- **Short exercise**
Which lines in the records below contain the word "فایل"? Copy each one out.

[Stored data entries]
====================
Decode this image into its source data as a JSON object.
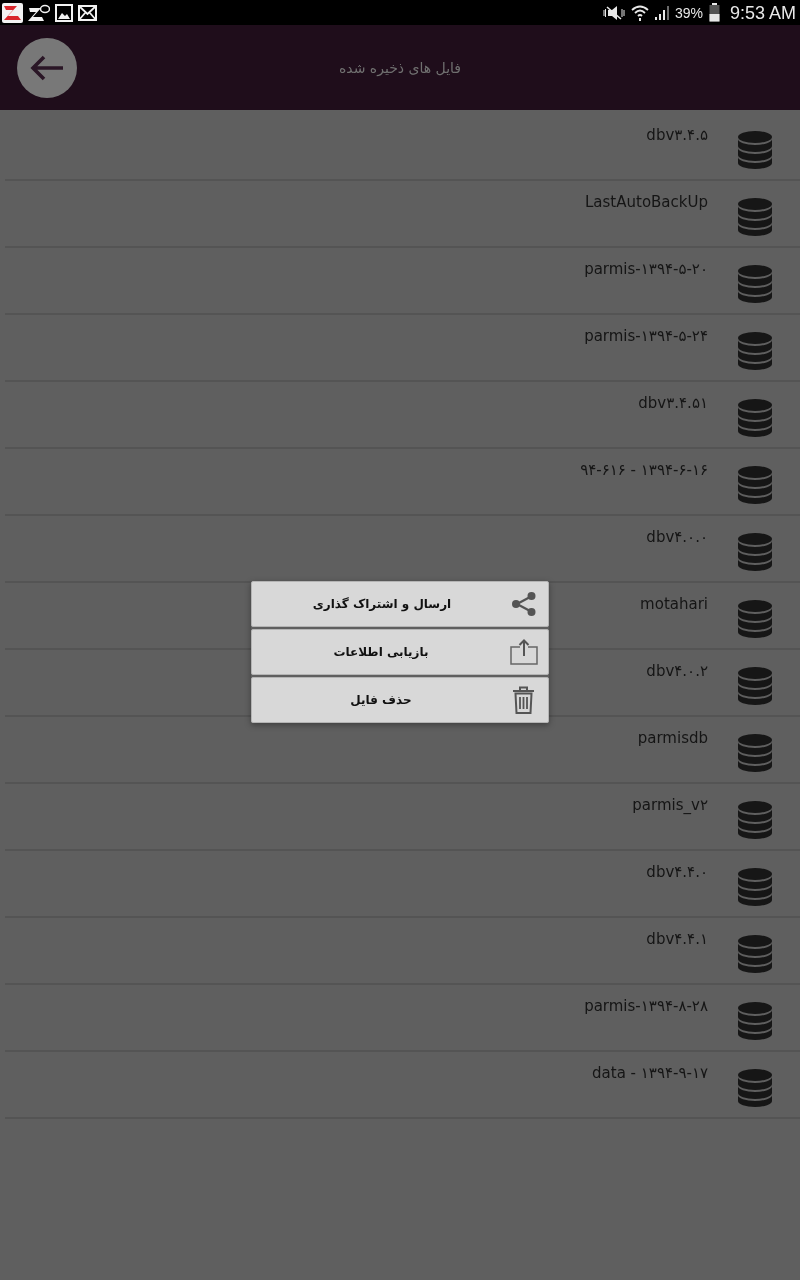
{
  "status_bar": {
    "battery": "39%",
    "time": "9:53 AM"
  },
  "header": {
    "title": "فایل های ذخیره شده"
  },
  "files": [
    {
      "name": "dbv۳.۴.۵"
    },
    {
      "name": "LastAutoBackUp"
    },
    {
      "name": "parmis-۱۳۹۴-۵-۲۰"
    },
    {
      "name": "parmis-۱۳۹۴-۵-۲۴"
    },
    {
      "name": "dbv۳.۴.۵۱"
    },
    {
      "name": "۹۴-۶۱۶ - ۱۳۹۴-۶-۱۶"
    },
    {
      "name": "dbv۴.۰.۰"
    },
    {
      "name": "motahari"
    },
    {
      "name": "dbv۴.۰.۲"
    },
    {
      "name": "parmisdb"
    },
    {
      "name": "parmis_v۲"
    },
    {
      "name": "dbv۴.۴.۰"
    },
    {
      "name": "dbv۴.۴.۱"
    },
    {
      "name": "parmis-۱۳۹۴-۸-۲۸"
    },
    {
      "name": "data - ۱۳۹۴-۹-۱۷"
    }
  ],
  "context_menu": {
    "items": [
      {
        "label": "ارسال و اشتراک گذاری",
        "kind": "share"
      },
      {
        "label": "بازیابی اطلاعات",
        "kind": "export"
      },
      {
        "label": "حذف فایل",
        "kind": "delete"
      }
    ]
  }
}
====================
- **Reply to the exercise**
    "title": "فایل های ذخیره شده"
        "label": "حذف فایل",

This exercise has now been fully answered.